• [Short exercise] Take the line that has "Transcribe this image's" in it and every line after it to the end of the entries, and reproduce them exactly.

• [Records for this task]
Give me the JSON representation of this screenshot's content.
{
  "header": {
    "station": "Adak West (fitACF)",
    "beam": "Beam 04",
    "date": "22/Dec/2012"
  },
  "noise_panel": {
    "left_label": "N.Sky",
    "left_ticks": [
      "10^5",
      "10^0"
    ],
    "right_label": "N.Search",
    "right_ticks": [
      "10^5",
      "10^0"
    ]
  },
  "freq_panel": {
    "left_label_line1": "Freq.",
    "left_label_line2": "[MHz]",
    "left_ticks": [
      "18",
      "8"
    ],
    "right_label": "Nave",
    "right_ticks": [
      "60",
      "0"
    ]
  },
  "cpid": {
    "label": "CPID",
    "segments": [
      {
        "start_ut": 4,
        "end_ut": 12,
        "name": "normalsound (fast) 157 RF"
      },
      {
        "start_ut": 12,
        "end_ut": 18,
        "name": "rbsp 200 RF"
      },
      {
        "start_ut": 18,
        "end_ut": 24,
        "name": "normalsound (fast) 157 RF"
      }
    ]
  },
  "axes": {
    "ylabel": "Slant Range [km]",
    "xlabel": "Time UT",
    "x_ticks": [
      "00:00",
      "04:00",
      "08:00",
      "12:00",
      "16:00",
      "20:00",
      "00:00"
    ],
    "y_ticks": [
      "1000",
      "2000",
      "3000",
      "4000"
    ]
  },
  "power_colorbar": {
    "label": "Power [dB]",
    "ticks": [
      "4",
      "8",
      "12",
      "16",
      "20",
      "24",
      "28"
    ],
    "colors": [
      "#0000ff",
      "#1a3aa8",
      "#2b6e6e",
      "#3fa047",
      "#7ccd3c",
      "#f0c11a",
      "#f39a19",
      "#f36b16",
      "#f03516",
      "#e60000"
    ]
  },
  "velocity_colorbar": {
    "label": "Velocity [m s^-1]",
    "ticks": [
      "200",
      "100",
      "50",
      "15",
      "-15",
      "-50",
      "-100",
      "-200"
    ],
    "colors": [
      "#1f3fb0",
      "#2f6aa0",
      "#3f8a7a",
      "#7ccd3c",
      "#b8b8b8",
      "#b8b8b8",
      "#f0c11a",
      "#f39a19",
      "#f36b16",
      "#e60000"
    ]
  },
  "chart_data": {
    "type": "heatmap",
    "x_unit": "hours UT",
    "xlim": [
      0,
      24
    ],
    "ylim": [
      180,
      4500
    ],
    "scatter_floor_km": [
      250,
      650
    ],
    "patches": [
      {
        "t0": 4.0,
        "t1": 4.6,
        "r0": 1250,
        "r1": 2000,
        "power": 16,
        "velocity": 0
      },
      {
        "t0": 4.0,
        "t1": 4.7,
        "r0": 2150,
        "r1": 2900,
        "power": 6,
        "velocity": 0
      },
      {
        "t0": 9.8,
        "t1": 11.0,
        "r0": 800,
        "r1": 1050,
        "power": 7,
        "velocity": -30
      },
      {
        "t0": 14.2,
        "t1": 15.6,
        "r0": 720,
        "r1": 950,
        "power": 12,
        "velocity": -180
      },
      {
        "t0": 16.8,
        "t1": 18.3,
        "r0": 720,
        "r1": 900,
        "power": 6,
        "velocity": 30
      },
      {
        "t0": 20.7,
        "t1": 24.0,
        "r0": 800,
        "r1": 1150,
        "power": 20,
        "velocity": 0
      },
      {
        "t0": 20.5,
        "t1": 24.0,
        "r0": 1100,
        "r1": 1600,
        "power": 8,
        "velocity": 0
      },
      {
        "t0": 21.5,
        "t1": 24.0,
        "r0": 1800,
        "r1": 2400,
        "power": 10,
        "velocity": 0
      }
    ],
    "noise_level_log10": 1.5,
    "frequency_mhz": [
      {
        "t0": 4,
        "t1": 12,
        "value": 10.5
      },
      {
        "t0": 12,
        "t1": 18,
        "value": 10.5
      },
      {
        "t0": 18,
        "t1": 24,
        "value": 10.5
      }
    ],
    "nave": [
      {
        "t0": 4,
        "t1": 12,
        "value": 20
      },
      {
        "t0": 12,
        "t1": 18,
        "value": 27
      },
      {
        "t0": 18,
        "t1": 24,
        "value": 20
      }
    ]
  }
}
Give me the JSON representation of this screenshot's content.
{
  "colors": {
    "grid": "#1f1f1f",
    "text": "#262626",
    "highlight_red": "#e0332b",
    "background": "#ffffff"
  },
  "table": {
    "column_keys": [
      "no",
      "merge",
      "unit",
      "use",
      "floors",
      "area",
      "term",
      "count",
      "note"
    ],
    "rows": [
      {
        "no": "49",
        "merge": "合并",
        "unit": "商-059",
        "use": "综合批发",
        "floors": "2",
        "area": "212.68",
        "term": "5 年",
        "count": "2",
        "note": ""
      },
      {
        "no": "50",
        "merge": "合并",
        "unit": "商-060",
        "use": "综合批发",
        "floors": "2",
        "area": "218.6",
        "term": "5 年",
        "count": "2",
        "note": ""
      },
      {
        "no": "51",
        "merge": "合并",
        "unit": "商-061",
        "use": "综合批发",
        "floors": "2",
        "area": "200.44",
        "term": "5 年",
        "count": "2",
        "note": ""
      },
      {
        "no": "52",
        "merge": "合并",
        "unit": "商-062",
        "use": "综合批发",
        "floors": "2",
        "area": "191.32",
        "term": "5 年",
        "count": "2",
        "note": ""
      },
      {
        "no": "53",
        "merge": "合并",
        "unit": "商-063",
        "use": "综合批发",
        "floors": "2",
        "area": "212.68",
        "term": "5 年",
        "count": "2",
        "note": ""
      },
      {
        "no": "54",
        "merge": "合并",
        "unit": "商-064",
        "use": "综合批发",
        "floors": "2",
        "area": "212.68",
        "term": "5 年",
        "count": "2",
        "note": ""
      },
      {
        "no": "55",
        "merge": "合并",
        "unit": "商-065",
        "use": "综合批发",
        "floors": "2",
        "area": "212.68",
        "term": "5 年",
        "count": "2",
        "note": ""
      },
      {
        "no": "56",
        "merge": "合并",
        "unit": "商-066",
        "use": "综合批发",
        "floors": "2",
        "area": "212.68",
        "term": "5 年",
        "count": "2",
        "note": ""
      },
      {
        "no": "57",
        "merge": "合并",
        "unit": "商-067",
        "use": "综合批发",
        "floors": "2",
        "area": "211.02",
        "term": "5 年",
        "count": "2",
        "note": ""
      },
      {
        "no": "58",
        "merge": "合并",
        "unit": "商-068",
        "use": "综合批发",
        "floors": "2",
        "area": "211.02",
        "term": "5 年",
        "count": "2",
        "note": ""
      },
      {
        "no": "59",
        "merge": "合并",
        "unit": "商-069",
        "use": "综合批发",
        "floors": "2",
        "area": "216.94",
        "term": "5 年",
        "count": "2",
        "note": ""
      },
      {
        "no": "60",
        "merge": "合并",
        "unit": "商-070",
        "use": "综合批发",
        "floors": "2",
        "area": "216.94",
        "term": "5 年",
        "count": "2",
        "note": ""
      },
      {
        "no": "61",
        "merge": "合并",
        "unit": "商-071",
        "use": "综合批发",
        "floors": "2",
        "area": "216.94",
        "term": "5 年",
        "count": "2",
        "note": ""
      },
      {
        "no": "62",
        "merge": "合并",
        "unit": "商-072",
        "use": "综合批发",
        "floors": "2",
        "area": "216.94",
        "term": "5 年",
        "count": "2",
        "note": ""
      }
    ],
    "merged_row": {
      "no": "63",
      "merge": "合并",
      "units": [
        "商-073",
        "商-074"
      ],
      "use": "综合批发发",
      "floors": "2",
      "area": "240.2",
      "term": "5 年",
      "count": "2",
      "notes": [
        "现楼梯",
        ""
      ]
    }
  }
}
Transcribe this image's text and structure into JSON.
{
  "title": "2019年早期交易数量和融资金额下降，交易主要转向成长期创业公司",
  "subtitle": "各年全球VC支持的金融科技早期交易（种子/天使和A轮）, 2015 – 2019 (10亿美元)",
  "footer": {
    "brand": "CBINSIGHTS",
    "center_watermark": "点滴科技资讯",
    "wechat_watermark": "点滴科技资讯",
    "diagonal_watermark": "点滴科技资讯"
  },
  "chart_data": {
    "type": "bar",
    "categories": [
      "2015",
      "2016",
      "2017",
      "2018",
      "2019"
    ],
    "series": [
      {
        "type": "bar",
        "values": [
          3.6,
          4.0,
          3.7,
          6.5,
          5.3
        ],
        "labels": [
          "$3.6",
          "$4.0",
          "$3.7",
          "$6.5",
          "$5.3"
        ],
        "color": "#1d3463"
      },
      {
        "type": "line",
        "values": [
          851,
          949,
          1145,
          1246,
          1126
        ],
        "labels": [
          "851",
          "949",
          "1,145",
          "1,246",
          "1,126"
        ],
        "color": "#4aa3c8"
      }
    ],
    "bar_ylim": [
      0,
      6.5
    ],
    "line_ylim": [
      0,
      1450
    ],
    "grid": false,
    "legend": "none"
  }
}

• [Result for this task]
Transcribe this image's text and structure into JSON.
{
  "title": "2019年早期交易数量和融资金额下降，交易主要转向成长期创业公司",
  "subtitle": "各年全球VC支持的金融科技早期交易（种子/天使和A轮）, 2015 – 2019 (10亿美元)",
  "footer": {
    "brand": "CBINSIGHTS",
    "center_watermark": "点滴科技资讯",
    "wechat_watermark": "点滴科技资讯",
    "diagonal_watermark": "点滴科技资讯"
  },
  "chart_data": {
    "type": "bar",
    "categories": [
      "2015",
      "2016",
      "2017",
      "2018",
      "2019"
    ],
    "series": [
      {
        "type": "bar",
        "values": [
          3.6,
          4.0,
          3.7,
          6.5,
          5.3
        ],
        "labels": [
          "$3.6",
          "$4.0",
          "$3.7",
          "$6.5",
          "$5.3"
        ],
        "color": "#1d3463"
      },
      {
        "type": "line",
        "values": [
          851,
          949,
          1145,
          1246,
          1126
        ],
        "labels": [
          "851",
          "949",
          "1,145",
          "1,246",
          "1,126"
        ],
        "color": "#4aa3c8"
      }
    ],
    "bar_ylim": [
      0,
      6.5
    ],
    "line_ylim": [
      0,
      1450
    ],
    "grid": false,
    "legend": "none"
  }
}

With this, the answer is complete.